> TASK DIRECTIONS
Drop the pictures, then extract the listing word for word.

(Figure contents as structured data)
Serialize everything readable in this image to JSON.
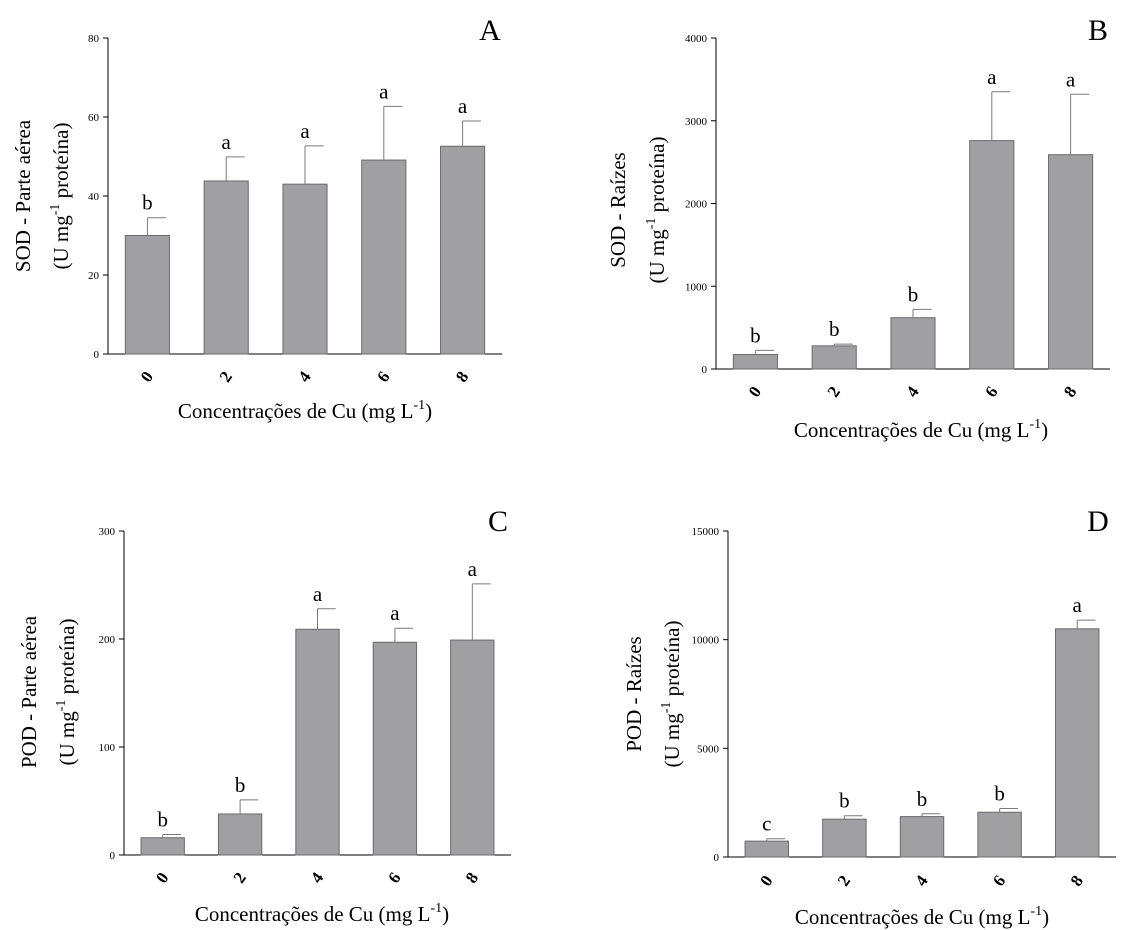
{
  "colors": {
    "bar_fill": "#a0a0a3",
    "bar_stroke": "#6b6b6e",
    "error_bar": "#7a7a7c",
    "axis": "#000000"
  },
  "chart_data": [
    {
      "panel": "A",
      "type": "bar",
      "categories": [
        "0",
        "2",
        "4",
        "6",
        "8"
      ],
      "values": [
        30,
        43.8,
        43,
        49.1,
        52.6
      ],
      "errors": [
        4.5,
        6.1,
        9.7,
        13.6,
        6.4
      ],
      "letters": [
        "b",
        "a",
        "a",
        "a",
        "a"
      ],
      "ylabel_line1": "SOD - Parte aérea",
      "ylabel_line2_pre": "(U mg",
      "ylabel_line2_sup": "-1",
      "ylabel_line2_post": " proteína)",
      "xlabel_pre": "Concentrações de Cu (mg L",
      "xlabel_sup": "-1",
      "xlabel_post": ")",
      "ylim": [
        0,
        80
      ],
      "yticks": [
        0,
        20,
        40,
        60,
        80
      ]
    },
    {
      "panel": "B",
      "type": "bar",
      "categories": [
        "0",
        "2",
        "4",
        "6",
        "8"
      ],
      "values": [
        175,
        280,
        620,
        2760,
        2590
      ],
      "errors": [
        50,
        20,
        100,
        590,
        730
      ],
      "letters": [
        "b",
        "b",
        "b",
        "a",
        "a"
      ],
      "ylabel_line1": "SOD - Raízes",
      "ylabel_line2_pre": "(U mg",
      "ylabel_line2_sup": "-1",
      "ylabel_line2_post": " proteína)",
      "xlabel_pre": "Concentrações de Cu (mg L",
      "xlabel_sup": "-1",
      "xlabel_post": ")",
      "ylim": [
        0,
        4000
      ],
      "yticks": [
        0,
        1000,
        2000,
        3000,
        4000
      ]
    },
    {
      "panel": "C",
      "type": "bar",
      "categories": [
        "0",
        "2",
        "4",
        "6",
        "8"
      ],
      "values": [
        16,
        38,
        209,
        197,
        199
      ],
      "errors": [
        3,
        13,
        19,
        13,
        52
      ],
      "letters": [
        "b",
        "b",
        "a",
        "a",
        "a"
      ],
      "ylabel_line1": "POD - Parte aérea",
      "ylabel_line2_pre": "(U mg",
      "ylabel_line2_sup": "-1",
      "ylabel_line2_post": " proteína)",
      "xlabel_pre": "Concentrações de Cu (mg L",
      "xlabel_sup": "-1",
      "xlabel_post": ")",
      "ylim": [
        0,
        300
      ],
      "yticks": [
        0,
        100,
        200,
        300
      ]
    },
    {
      "panel": "D",
      "type": "bar",
      "categories": [
        "0",
        "2",
        "4",
        "6",
        "8"
      ],
      "values": [
        730,
        1740,
        1860,
        2060,
        10500
      ],
      "errors": [
        110,
        160,
        130,
        170,
        400
      ],
      "letters": [
        "c",
        "b",
        "b",
        "b",
        "a"
      ],
      "ylabel_line1": "POD - Raízes",
      "ylabel_line2_pre": "(U mg",
      "ylabel_line2_sup": "-1",
      "ylabel_line2_post": " proteína)",
      "xlabel_pre": "Concentrações de Cu (mg L",
      "xlabel_sup": "-1",
      "xlabel_post": ")",
      "ylim": [
        0,
        15000
      ],
      "yticks": [
        0,
        5000,
        10000,
        15000
      ]
    }
  ]
}
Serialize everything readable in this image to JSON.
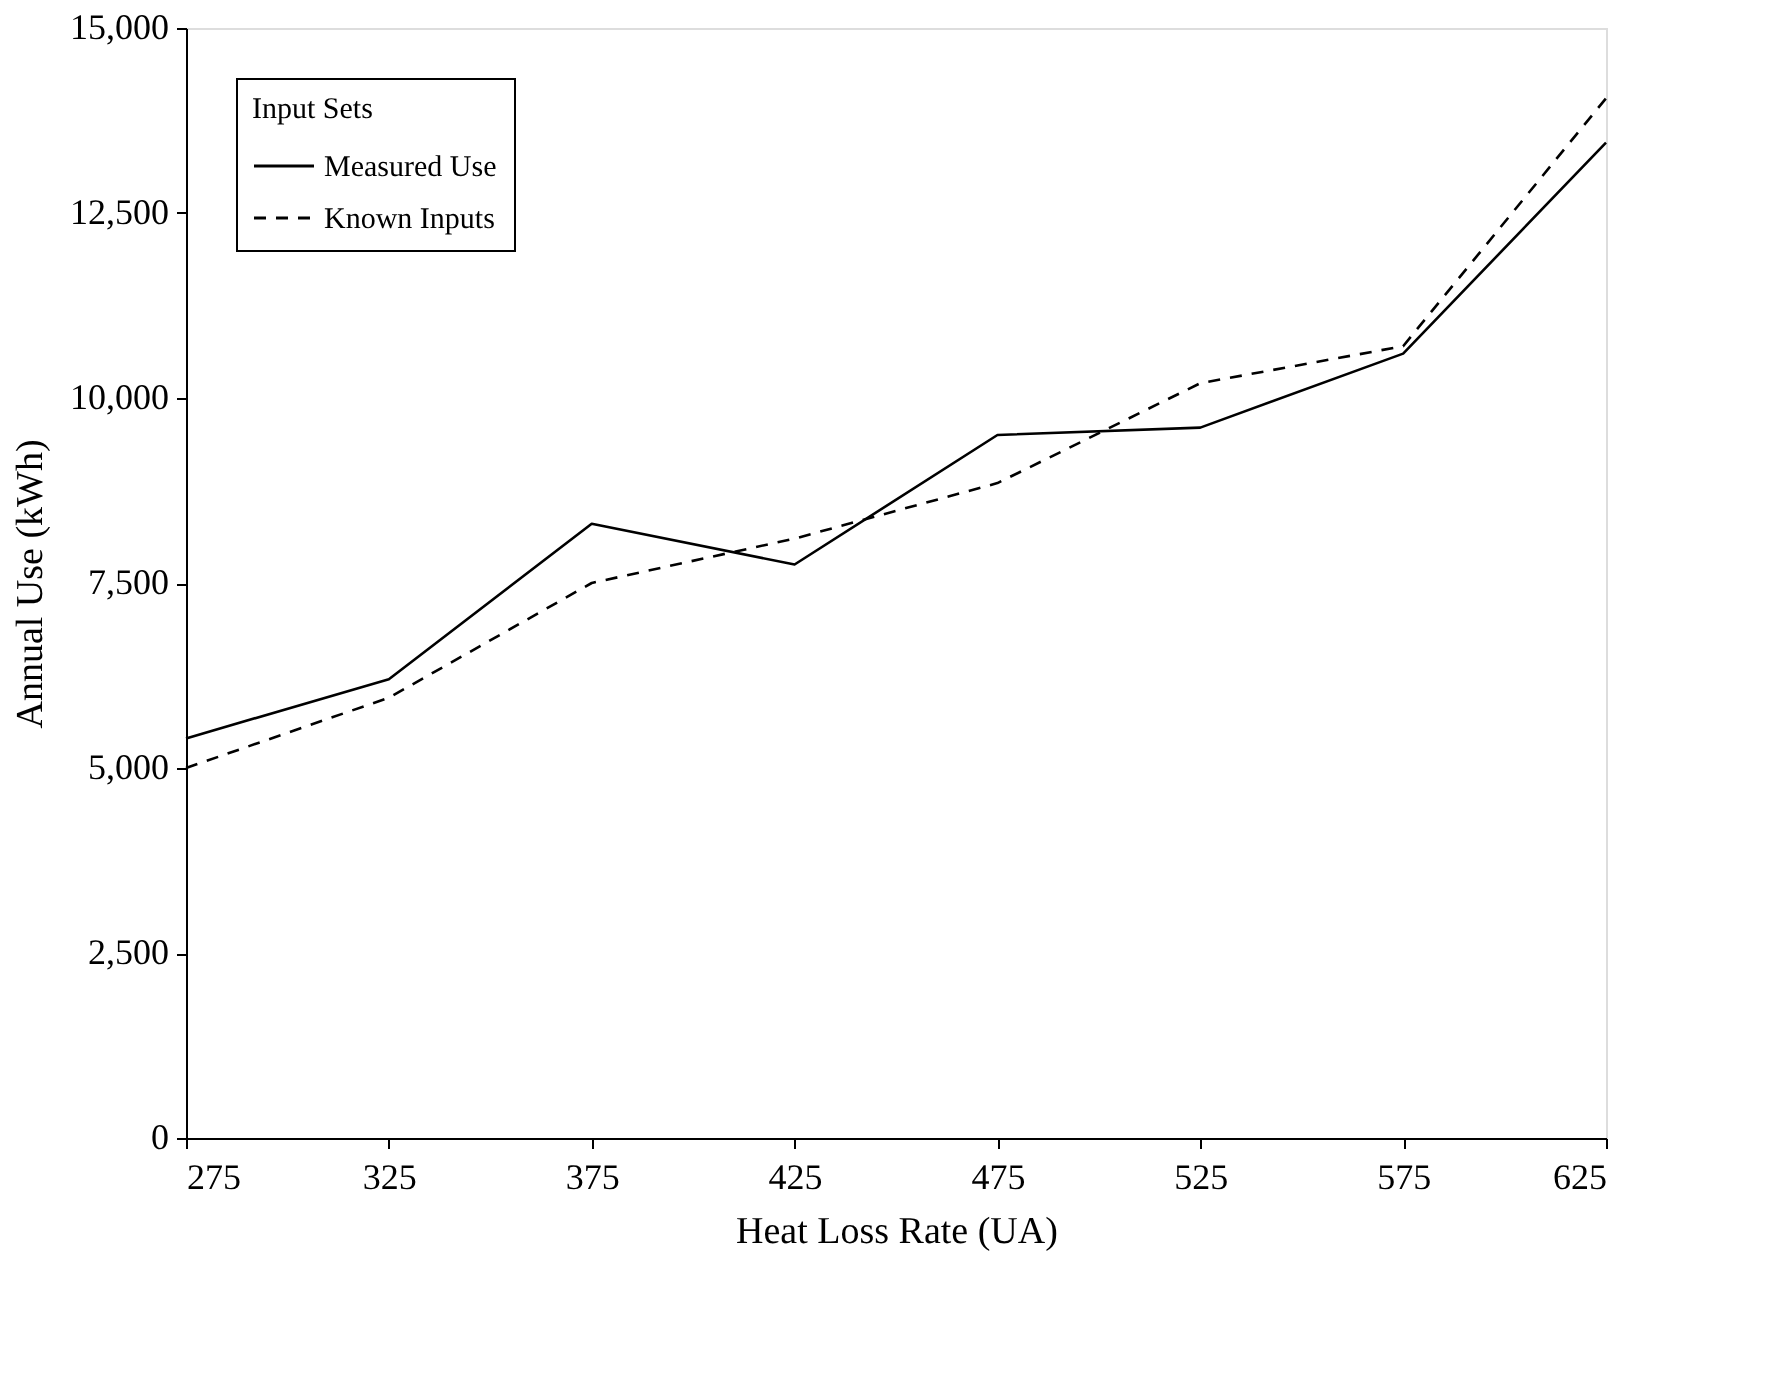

> SOLVED EXERCISE
Serialize everything readable in this image to JSON.
{
  "colors": {
    "bar_fill": "#a0a0a3",
    "bar_stroke": "#6b6b6e",
    "error_bar": "#7a7a7c",
    "axis": "#000000"
  },
  "chart_data": [
    {
      "panel": "A",
      "type": "bar",
      "categories": [
        "0",
        "2",
        "4",
        "6",
        "8"
      ],
      "values": [
        30,
        43.8,
        43,
        49.1,
        52.6
      ],
      "errors": [
        4.5,
        6.1,
        9.7,
        13.6,
        6.4
      ],
      "letters": [
        "b",
        "a",
        "a",
        "a",
        "a"
      ],
      "ylabel_line1": "SOD - Parte aérea",
      "ylabel_line2_pre": "(U mg",
      "ylabel_line2_sup": "-1",
      "ylabel_line2_post": " proteína)",
      "xlabel_pre": "Concentrações de Cu (mg L",
      "xlabel_sup": "-1",
      "xlabel_post": ")",
      "ylim": [
        0,
        80
      ],
      "yticks": [
        0,
        20,
        40,
        60,
        80
      ]
    },
    {
      "panel": "B",
      "type": "bar",
      "categories": [
        "0",
        "2",
        "4",
        "6",
        "8"
      ],
      "values": [
        175,
        280,
        620,
        2760,
        2590
      ],
      "errors": [
        50,
        20,
        100,
        590,
        730
      ],
      "letters": [
        "b",
        "b",
        "b",
        "a",
        "a"
      ],
      "ylabel_line1": "SOD - Raízes",
      "ylabel_line2_pre": "(U mg",
      "ylabel_line2_sup": "-1",
      "ylabel_line2_post": " proteína)",
      "xlabel_pre": "Concentrações de Cu (mg L",
      "xlabel_sup": "-1",
      "xlabel_post": ")",
      "ylim": [
        0,
        4000
      ],
      "yticks": [
        0,
        1000,
        2000,
        3000,
        4000
      ]
    },
    {
      "panel": "C",
      "type": "bar",
      "categories": [
        "0",
        "2",
        "4",
        "6",
        "8"
      ],
      "values": [
        16,
        38,
        209,
        197,
        199
      ],
      "errors": [
        3,
        13,
        19,
        13,
        52
      ],
      "letters": [
        "b",
        "b",
        "a",
        "a",
        "a"
      ],
      "ylabel_line1": "POD - Parte aérea",
      "ylabel_line2_pre": "(U mg",
      "ylabel_line2_sup": "-1",
      "ylabel_line2_post": " proteína)",
      "xlabel_pre": "Concentrações de Cu (mg L",
      "xlabel_sup": "-1",
      "xlabel_post": ")",
      "ylim": [
        0,
        300
      ],
      "yticks": [
        0,
        100,
        200,
        300
      ]
    },
    {
      "panel": "D",
      "type": "bar",
      "categories": [
        "0",
        "2",
        "4",
        "6",
        "8"
      ],
      "values": [
        730,
        1740,
        1860,
        2060,
        10500
      ],
      "errors": [
        110,
        160,
        130,
        170,
        400
      ],
      "letters": [
        "c",
        "b",
        "b",
        "b",
        "a"
      ],
      "ylabel_line1": "POD - Raízes",
      "ylabel_line2_pre": "(U mg",
      "ylabel_line2_sup": "-1",
      "ylabel_line2_post": " proteína)",
      "xlabel_pre": "Concentrações de Cu (mg L",
      "xlabel_sup": "-1",
      "xlabel_post": ")",
      "ylim": [
        0,
        15000
      ],
      "yticks": [
        0,
        5000,
        10000,
        15000
      ]
    }
  ]
}
Serialize everything readable in this image to JSON.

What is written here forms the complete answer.